==== Excerpted text ====
Hardware requirements advice for more than 100 VMs

thenemesis584

New Member
Jan 28, 2019
16
1
3
31
Hello guys,

I need an advice.

Currently I have 8 computers, just regular PC-s with similar hardware specs:

I5 or I7 CPU (2GHz or 3GHz)
32GB DDR4
120GB SSD

Each of these computer is running 16 VMs with configuration:

1.5GB ram
CPU 2 sockets 2 cores
20GB drive
CentOS 6

And every CentOS is running only one Java application.

So, I would like to buy a real server that can run for about 125 VMs or containers, and i prefer HP ProLiant but don't know what CPU and RAM to use in this case
I'm still new to Linux, networking and virtualization, need one machine to replace this 8 machines

My opinion is that I need CPU with 32 or 64 cores, or maybe better 2 cpu-s with 32 cores, but now sure for RAM
 
Sounds like you overprovisioned your storage considerably as 20Gx16 is 320G. That could get you into a bad situation pretty quickly.

You definitely are going to need something with dual sockets and lots of cores. Maybe start with 12x 16G dimms for 192G of ram. Then you could expand if its a standard two socket system (24 dimms).

Your also going to need a SSD array of some sort as well if your used to them running on SSD already.
 
Sorry, every machine have 500GB SSDs, not 120GB

It's not problem in storage, CPU-s and RAM are a bit difficult for me.

I don't know how will CPU work with 100 VM-s or containers, don't even know what to use in this case, what is better, VM or container?
 
Sorry, every machine have 500GB SSDs, not 120GB

It's not problem in storage, CPU-s and RAM are a bit difficult for me.

I don't know how will CPU work with 100 VM-s or containers, don't even know what to use in this case, what is better, VM or container?

Sounds like your ok on the disks then.
====
▶ Exercise 1: Rewrite the listing from its first line through the line containing "symbol-label: 銘柄 [4, 46, 29, 60]", renaming "month-tick" to "month-mark" everywhere and keeping everything else the same.
==== Material to process ====
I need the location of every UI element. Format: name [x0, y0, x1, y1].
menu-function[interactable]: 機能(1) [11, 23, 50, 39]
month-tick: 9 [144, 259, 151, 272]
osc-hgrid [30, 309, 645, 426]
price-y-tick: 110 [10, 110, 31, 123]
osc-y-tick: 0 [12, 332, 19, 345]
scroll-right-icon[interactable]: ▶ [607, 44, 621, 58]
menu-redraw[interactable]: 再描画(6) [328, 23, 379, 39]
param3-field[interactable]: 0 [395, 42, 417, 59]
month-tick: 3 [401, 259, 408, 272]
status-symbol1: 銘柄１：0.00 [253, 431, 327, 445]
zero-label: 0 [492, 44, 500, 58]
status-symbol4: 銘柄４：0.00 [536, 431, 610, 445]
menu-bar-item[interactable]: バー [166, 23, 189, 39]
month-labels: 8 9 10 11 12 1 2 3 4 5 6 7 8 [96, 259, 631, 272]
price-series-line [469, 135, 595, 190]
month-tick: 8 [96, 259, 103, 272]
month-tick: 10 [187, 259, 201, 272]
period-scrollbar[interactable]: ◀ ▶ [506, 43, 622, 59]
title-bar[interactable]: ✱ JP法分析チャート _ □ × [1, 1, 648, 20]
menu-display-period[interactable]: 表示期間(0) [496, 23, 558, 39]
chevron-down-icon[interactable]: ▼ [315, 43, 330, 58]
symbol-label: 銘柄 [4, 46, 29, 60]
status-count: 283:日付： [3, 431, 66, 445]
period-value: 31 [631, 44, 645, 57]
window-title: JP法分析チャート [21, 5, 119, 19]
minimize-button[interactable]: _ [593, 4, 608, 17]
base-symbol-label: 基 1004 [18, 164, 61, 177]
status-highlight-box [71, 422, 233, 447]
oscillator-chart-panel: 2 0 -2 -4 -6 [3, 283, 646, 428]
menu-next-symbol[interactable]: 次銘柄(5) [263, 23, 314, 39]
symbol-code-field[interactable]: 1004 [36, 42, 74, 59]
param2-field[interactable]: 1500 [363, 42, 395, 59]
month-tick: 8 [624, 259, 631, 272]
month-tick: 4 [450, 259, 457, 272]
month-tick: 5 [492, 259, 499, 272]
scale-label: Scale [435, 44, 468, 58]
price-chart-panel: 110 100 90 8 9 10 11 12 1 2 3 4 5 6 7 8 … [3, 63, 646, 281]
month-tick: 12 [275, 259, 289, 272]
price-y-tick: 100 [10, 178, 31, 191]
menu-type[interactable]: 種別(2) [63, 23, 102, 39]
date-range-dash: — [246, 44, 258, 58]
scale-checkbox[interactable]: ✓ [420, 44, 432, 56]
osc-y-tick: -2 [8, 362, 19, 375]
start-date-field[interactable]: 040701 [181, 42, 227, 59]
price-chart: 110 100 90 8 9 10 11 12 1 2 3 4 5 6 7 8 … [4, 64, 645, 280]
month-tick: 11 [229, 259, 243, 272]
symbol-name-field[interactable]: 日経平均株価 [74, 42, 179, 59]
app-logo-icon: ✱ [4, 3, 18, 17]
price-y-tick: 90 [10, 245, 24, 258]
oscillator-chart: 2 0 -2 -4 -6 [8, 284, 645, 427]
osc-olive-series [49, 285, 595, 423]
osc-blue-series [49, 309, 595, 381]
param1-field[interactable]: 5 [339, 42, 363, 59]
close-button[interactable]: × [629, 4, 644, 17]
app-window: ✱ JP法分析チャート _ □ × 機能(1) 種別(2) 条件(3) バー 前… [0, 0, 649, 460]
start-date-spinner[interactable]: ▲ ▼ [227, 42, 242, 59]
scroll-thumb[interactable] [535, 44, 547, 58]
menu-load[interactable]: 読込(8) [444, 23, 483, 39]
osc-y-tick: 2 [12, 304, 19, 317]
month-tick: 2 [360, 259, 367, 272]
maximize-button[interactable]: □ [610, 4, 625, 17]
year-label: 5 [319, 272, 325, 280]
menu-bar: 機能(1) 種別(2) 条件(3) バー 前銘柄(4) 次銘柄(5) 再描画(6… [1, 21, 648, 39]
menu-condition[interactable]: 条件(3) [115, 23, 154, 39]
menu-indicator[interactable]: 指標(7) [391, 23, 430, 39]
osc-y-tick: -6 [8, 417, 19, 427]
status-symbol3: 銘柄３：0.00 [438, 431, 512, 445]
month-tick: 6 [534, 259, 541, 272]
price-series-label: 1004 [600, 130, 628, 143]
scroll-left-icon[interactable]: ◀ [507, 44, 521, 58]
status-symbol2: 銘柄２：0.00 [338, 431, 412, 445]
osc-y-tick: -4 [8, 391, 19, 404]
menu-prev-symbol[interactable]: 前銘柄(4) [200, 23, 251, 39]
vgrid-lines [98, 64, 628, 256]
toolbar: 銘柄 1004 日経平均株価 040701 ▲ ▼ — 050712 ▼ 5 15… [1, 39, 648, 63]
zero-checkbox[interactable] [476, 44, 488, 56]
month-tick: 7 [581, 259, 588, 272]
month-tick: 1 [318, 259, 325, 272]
====
▶ Exercise 2: Pick up the forum thread about server hardware for more than 100 VMs where it stops, and write what comes next.

▶ Answer 1:
I need the location of every UI element. Format: name [x0, y0, x1, y1].
menu-function[interactable]: 機能(1) [11, 23, 50, 39]
month-mark: 9 [144, 259, 151, 272]
osc-hgrid [30, 309, 645, 426]
price-y-tick: 110 [10, 110, 31, 123]
osc-y-tick: 0 [12, 332, 19, 345]
scroll-right-icon[interactable]: ▶ [607, 44, 621, 58]
menu-redraw[interactable]: 再描画(6) [328, 23, 379, 39]
param3-field[interactable]: 0 [395, 42, 417, 59]
month-mark: 3 [401, 259, 408, 272]
status-symbol1: 銘柄１：0.00 [253, 431, 327, 445]
zero-label: 0 [492, 44, 500, 58]
status-symbol4: 銘柄４：0.00 [536, 431, 610, 445]
menu-bar-item[interactable]: バー [166, 23, 189, 39]
month-labels: 8 9 10 11 12 1 2 3 4 5 6 7 8 [96, 259, 631, 272]
price-series-line [469, 135, 595, 190]
month-mark: 8 [96, 259, 103, 272]
month-mark: 10 [187, 259, 201, 272]
period-scrollbar[interactable]: ◀ ▶ [506, 43, 622, 59]
title-bar[interactable]: ✱ JP法分析チャート _ □ × [1, 1, 648, 20]
menu-display-period[interactable]: 表示期間(0) [496, 23, 558, 39]
chevron-down-icon[interactable]: ▼ [315, 43, 330, 58]
symbol-label: 銘柄 [4, 46, 29, 60]

▶ Answer 2:
It really depends on your workload and what your trying to do. I prefer the isolation of KVM and running my own OS, containers will use the kernel of the host so your a bit limited there.

We currently run HP DL 380 Gen9/Gen10's with 386G of ram and have roughly 60 VM's on each front end. Our workload and requirements are different, but I do think you could push a host like this to 100 VM's pretty easily depending on the workload. Don't forget to put some thought into the storage.
 
Ok, so here is more info

I have created one VM and installed CentOS 6, network is private so IP is something like 10.xxx.xxx.128
I have installed Java JRE8 and I'm running it
When I finish configuration of the VM, then I do a cloning, so every VM is same, difference is only in IP, MAC and Java app that is running in it

Now, Java application is a client, it is parsing data of devices that are connecting to it, and every connection is a thread

This is htop from one VM

1569328401572.png

and this is htop from it's host machine

1569328492285.png
 
As adamb said, it really depends on the load which depends on the application and it's load pattern.

You should first see what load types are produced, here CPU, Network and (storage) IO need to be considered.
Memory is fixed and should not be over-commited.
Regarding CPU, what do the Java Apps do? Constant computation (htop screenshot would suggest that this is not the case) or more like an occasional request/computation. If it's occasional you could over-commit CPU cores (to a certain limit), else I'd ensure that there are as much as physical CPU cores as the sum of possible running virtual machines CPU cores.

Network/IO depends again on what the App does. Does it produce network traffic? Does it needs to read and/or write from/to storage? And if, how much average bandwidth does it requires?
 
As adamb said, it really depends on the load which depends on the application and it's load pattern.

You should first see what load types are produced, here CPU, Network and (storage) IO need to be considered.
Memory is fixed and should not be over-commited.
Regarding CPU, what do the Java Apps do? Constant computation (htop screenshot would suggest that this is not the case) or more like an occasional request/computation. If it's occasional you could over-commit CPU cores (to a certain limit), else I'd ensure that there are as much as physical CPU cores as the sum of possible running virtual machines CPU cores.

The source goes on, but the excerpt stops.